— Task directions —
Among the entries below, count the lines where the string "year" occurs, and give only the number.

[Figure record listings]
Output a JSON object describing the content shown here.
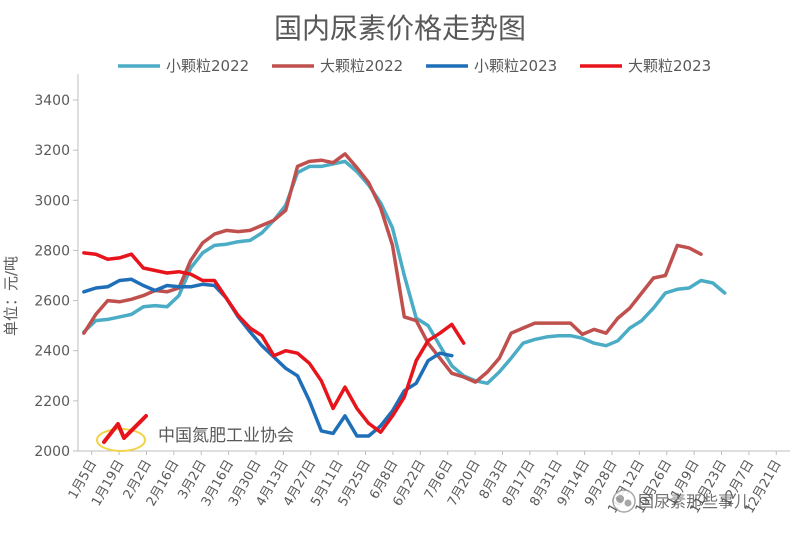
{
  "chart_data": {
    "type": "line",
    "title": "国内尿素价格走势图",
    "ylabel": "单位：元/吨",
    "ylim": [
      2000,
      3400
    ],
    "yticks": [
      2000,
      2200,
      2400,
      2600,
      2800,
      3000,
      3200,
      3400
    ],
    "xticks": [
      "1月5日",
      "1月19日",
      "2月2日",
      "2月16日",
      "3月2日",
      "3月16日",
      "3月30日",
      "4月13日",
      "4月27日",
      "5月11日",
      "5月25日",
      "6月8日",
      "6月22日",
      "7月6日",
      "7月20日",
      "8月3日",
      "8月17日",
      "8月31日",
      "9月14日",
      "9月28日",
      "10月12日",
      "10月26日",
      "11月9日",
      "11月23日",
      "12月7日",
      "12月21日"
    ],
    "grid": false,
    "legend_position": "top",
    "series": [
      {
        "name": "小颗粒2022",
        "color": "#4bacc6",
        "values": [
          2475,
          2520,
          2525,
          2535,
          2545,
          2575,
          2580,
          2575,
          2620,
          2730,
          2790,
          2820,
          2825,
          2835,
          2840,
          2870,
          2920,
          2980,
          3110,
          3135,
          3135,
          3145,
          3155,
          3115,
          3060,
          2990,
          2890,
          2700,
          2530,
          2500,
          2420,
          2340,
          2300,
          2280,
          2270,
          2315,
          2370,
          2430,
          2445,
          2455,
          2460,
          2460,
          2450,
          2430,
          2420,
          2440,
          2490,
          2520,
          2570,
          2630,
          2645,
          2650,
          2680,
          2670,
          2630
        ]
      },
      {
        "name": "大颗粒2022",
        "color": "#c0504d",
        "values": [
          2470,
          2545,
          2600,
          2595,
          2605,
          2620,
          2640,
          2635,
          2650,
          2760,
          2830,
          2865,
          2880,
          2875,
          2880,
          2900,
          2920,
          2960,
          3135,
          3155,
          3160,
          3150,
          3185,
          3130,
          3070,
          2970,
          2820,
          2535,
          2520,
          2430,
          2370,
          2310,
          2295,
          2275,
          2315,
          2370,
          2470,
          2490,
          2510,
          2510,
          2510,
          2510,
          2465,
          2485,
          2470,
          2530,
          2570,
          2630,
          2690,
          2700,
          2820,
          2810,
          2785
        ]
      },
      {
        "name": "小颗粒2023",
        "color": "#1f6eb8",
        "values": [
          2635,
          2650,
          2655,
          2680,
          2685,
          2660,
          2640,
          2660,
          2655,
          2655,
          2665,
          2660,
          2610,
          2535,
          2475,
          2420,
          2375,
          2330,
          2300,
          2200,
          2080,
          2070,
          2140,
          2060,
          2060,
          2100,
          2160,
          2240,
          2270,
          2360,
          2390,
          2380
        ]
      },
      {
        "name": "大颗粒2023",
        "color": "#e8141b",
        "values": [
          2790,
          2785,
          2765,
          2770,
          2785,
          2730,
          2720,
          2710,
          2715,
          2705,
          2680,
          2680,
          2610,
          2540,
          2490,
          2460,
          2380,
          2400,
          2390,
          2350,
          2280,
          2170,
          2255,
          2170,
          2110,
          2075,
          2140,
          2215,
          2360,
          2440,
          2470,
          2505,
          2430
        ]
      }
    ]
  },
  "watermark": {
    "org_name": "中国氮肥工业协会",
    "wechat_text": "国尿素那些事儿"
  }
}
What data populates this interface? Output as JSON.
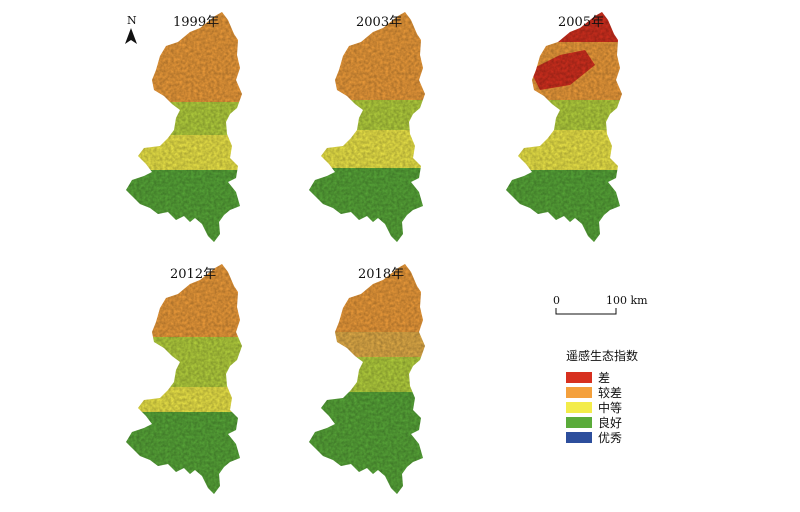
{
  "maps": [
    {
      "year": "1999年",
      "scheme": "y1999"
    },
    {
      "year": "2003年",
      "scheme": "y2003"
    },
    {
      "year": "2005年",
      "scheme": "y2005"
    },
    {
      "year": "2012年",
      "scheme": "y2012"
    },
    {
      "year": "2018年",
      "scheme": "y2018"
    }
  ],
  "north": {
    "label": "N"
  },
  "scale_bar": {
    "start": "0",
    "end": "100 km"
  },
  "legend": {
    "title": "遥感生态指数",
    "items": [
      {
        "label": "差",
        "color": "#d7301f"
      },
      {
        "label": "较差",
        "color": "#f4a03c"
      },
      {
        "label": "中等",
        "color": "#f3ec4a"
      },
      {
        "label": "良好",
        "color": "#5aab3a"
      },
      {
        "label": "优秀",
        "color": "#2d4e9c"
      }
    ]
  }
}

— Solution to this problem —
5